** Set task **
Identify all lines below that hold "legend" and collect them.

** Records shown **

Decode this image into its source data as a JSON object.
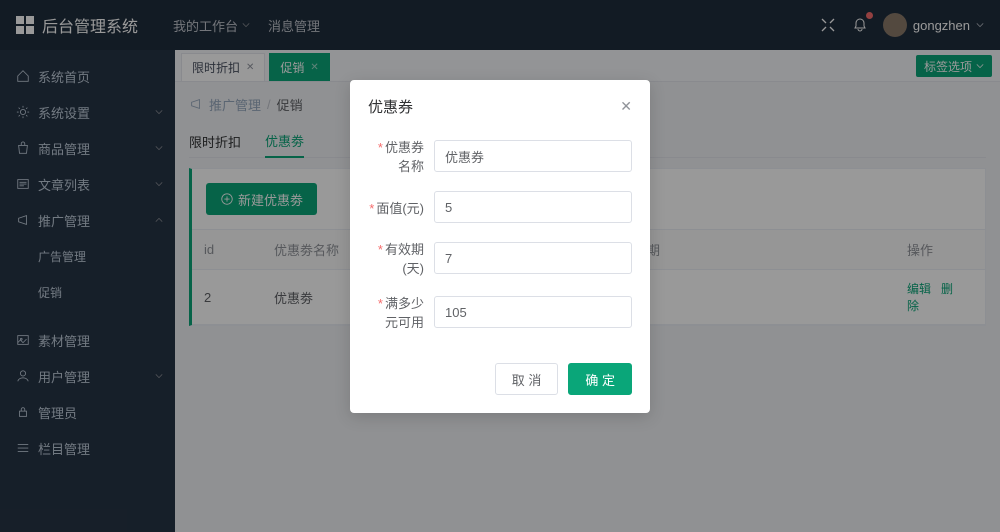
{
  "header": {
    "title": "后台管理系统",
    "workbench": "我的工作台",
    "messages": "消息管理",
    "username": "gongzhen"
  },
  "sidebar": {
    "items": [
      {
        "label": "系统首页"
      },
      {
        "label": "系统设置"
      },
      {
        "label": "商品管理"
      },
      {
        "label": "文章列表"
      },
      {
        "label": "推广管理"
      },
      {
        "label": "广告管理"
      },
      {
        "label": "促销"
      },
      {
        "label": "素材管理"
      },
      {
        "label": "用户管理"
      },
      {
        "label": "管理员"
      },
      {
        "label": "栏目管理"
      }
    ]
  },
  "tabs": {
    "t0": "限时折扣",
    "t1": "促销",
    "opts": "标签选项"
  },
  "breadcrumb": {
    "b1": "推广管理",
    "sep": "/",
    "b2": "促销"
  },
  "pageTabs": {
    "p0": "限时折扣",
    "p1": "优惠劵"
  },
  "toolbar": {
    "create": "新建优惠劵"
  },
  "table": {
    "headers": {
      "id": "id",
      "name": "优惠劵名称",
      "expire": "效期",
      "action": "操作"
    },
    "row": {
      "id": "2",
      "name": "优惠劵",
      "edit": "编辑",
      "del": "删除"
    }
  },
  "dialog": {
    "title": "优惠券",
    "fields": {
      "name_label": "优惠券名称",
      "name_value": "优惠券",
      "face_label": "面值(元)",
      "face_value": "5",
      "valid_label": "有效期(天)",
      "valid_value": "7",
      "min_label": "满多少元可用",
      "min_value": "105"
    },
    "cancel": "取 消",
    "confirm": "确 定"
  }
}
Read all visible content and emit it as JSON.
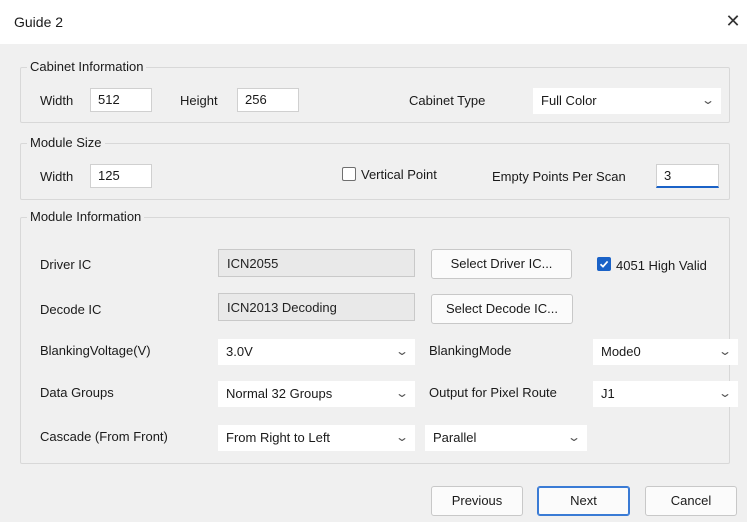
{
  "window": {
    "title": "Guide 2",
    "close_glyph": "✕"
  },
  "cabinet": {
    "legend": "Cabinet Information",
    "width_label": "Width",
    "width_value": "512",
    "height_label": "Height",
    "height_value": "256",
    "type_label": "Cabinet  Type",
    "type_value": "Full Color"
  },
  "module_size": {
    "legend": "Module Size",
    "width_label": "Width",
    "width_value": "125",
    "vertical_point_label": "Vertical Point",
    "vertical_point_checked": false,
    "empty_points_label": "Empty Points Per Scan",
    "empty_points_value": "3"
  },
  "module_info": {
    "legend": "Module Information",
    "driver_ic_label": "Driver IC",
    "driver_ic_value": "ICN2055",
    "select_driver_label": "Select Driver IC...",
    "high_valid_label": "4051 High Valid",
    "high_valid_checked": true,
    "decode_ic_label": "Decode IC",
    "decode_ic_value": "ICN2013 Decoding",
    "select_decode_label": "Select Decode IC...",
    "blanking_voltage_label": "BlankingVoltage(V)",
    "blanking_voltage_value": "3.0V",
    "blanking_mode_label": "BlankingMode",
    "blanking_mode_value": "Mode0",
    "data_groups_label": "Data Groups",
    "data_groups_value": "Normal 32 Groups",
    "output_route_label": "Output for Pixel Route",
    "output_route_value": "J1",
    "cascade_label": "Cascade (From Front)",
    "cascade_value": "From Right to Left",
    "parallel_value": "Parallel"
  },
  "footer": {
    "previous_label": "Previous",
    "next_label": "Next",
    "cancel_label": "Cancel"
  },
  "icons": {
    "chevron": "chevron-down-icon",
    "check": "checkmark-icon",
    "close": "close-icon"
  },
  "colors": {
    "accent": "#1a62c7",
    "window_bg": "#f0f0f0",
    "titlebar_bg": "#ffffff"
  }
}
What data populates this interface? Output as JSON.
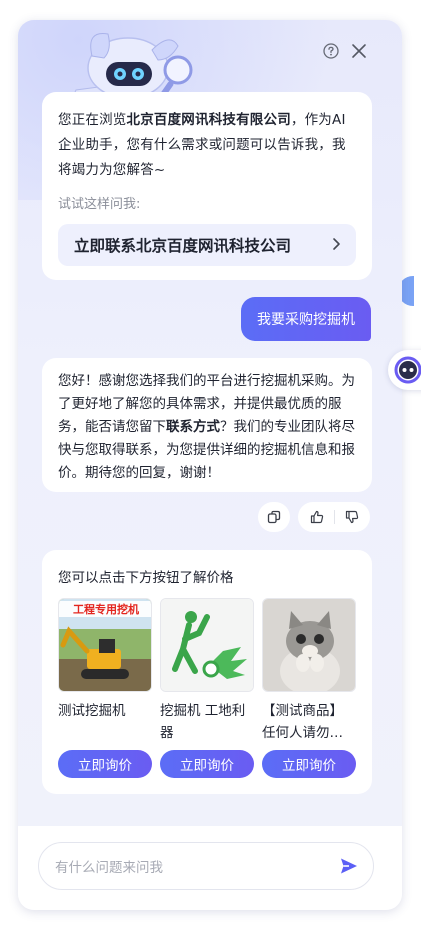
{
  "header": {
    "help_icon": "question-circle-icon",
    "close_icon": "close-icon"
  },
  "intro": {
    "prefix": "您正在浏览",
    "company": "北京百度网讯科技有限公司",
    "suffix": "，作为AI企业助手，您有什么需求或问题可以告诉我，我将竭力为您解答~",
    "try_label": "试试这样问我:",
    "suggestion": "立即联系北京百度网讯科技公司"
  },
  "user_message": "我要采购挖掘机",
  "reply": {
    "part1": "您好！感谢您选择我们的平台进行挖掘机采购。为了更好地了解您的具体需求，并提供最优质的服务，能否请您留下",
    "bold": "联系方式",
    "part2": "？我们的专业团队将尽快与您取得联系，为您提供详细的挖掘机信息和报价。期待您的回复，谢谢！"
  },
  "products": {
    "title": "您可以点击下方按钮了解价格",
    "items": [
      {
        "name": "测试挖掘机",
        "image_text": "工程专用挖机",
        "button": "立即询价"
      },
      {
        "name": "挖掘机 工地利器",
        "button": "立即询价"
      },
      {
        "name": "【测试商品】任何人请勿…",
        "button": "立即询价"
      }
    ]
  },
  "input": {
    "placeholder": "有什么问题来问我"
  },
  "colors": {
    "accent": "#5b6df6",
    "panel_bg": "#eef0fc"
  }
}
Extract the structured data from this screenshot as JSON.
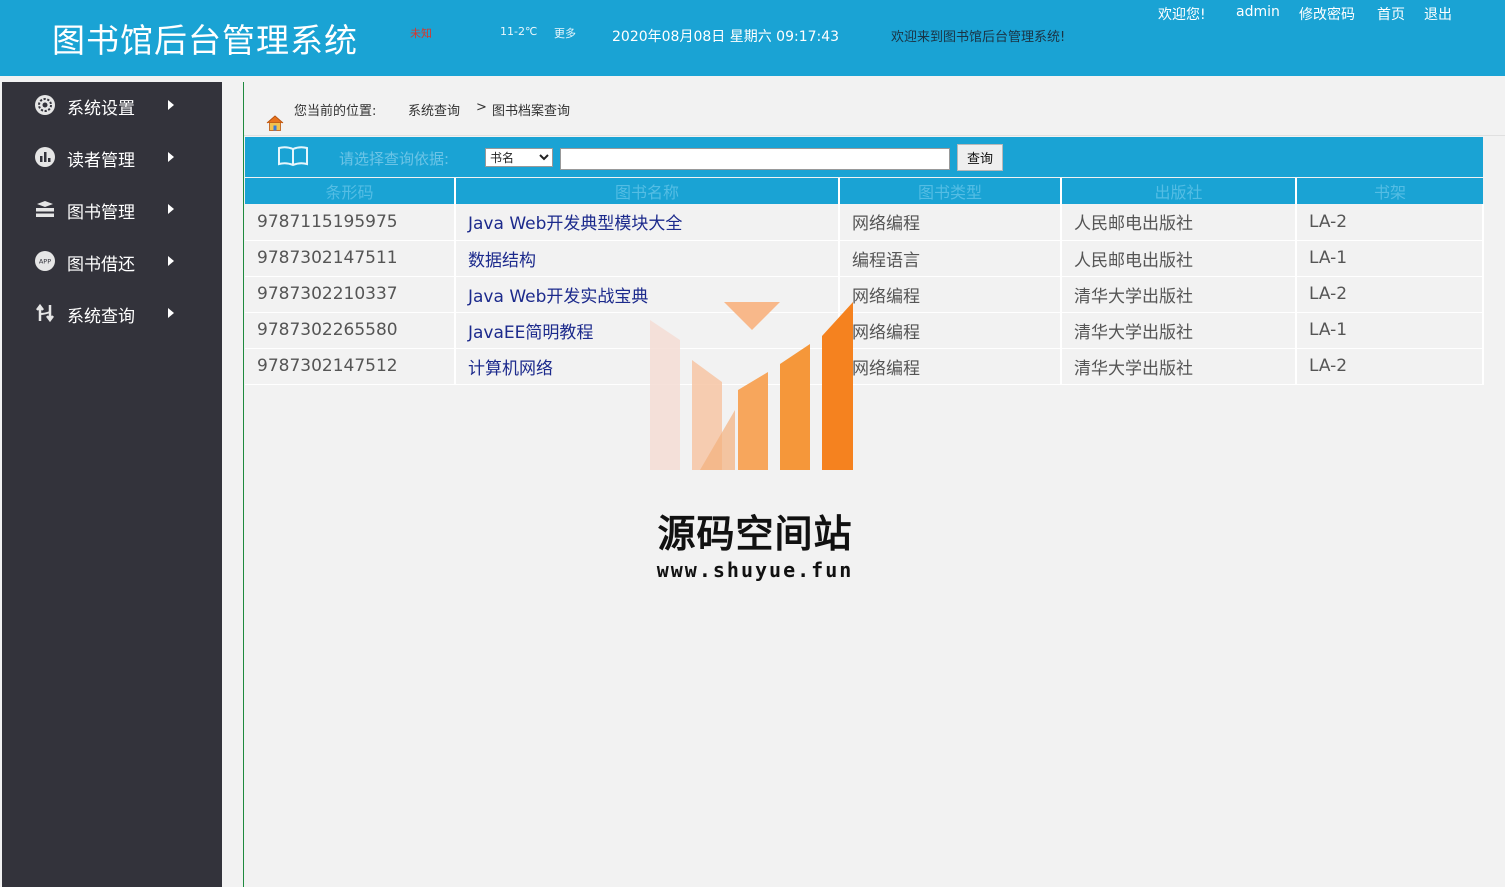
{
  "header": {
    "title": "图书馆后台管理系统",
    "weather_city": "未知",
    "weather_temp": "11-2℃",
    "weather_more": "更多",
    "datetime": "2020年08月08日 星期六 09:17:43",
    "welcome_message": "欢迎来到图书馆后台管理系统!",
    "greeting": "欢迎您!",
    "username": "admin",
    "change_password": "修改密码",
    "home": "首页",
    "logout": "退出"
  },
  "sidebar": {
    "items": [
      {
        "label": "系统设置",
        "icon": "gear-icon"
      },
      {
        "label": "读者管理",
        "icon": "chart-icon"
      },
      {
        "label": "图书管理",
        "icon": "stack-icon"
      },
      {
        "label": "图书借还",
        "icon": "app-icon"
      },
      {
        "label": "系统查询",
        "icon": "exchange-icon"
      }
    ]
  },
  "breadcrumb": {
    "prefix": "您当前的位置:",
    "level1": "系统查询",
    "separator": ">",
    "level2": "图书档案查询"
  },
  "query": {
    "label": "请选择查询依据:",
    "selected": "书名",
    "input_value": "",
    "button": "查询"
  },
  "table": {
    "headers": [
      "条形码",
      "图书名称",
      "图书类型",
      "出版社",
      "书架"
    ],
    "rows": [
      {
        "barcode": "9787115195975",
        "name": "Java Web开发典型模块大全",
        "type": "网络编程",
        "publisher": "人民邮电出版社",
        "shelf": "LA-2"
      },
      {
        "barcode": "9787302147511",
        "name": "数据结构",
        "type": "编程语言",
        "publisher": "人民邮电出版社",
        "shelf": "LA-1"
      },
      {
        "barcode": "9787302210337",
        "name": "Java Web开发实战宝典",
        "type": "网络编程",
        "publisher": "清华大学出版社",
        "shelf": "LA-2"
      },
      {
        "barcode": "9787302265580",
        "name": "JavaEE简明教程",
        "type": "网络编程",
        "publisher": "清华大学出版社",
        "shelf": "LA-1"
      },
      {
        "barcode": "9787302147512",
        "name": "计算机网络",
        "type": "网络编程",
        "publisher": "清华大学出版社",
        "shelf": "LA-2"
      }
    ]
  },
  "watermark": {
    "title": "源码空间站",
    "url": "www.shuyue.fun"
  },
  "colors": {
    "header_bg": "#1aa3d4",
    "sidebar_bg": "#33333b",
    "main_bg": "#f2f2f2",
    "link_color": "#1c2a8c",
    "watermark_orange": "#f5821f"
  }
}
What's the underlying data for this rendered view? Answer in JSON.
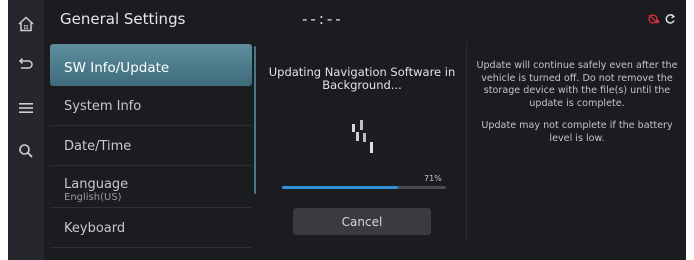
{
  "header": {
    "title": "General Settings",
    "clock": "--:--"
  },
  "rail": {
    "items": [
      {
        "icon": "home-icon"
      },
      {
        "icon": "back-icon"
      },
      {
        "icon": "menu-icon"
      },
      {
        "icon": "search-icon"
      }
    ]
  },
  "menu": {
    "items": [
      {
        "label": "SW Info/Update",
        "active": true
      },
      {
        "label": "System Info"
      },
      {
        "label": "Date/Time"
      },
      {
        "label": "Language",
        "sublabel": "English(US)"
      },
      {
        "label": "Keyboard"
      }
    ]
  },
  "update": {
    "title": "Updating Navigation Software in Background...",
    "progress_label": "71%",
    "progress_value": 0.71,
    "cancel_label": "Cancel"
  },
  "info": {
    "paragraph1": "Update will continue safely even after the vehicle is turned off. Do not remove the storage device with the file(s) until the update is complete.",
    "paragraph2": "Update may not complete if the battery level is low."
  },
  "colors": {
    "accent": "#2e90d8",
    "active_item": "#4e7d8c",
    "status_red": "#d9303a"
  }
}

** Solved exercise **
    "legend": "Cabinet Information",
    "legend": "Module Size",
    "legend": "Module Information",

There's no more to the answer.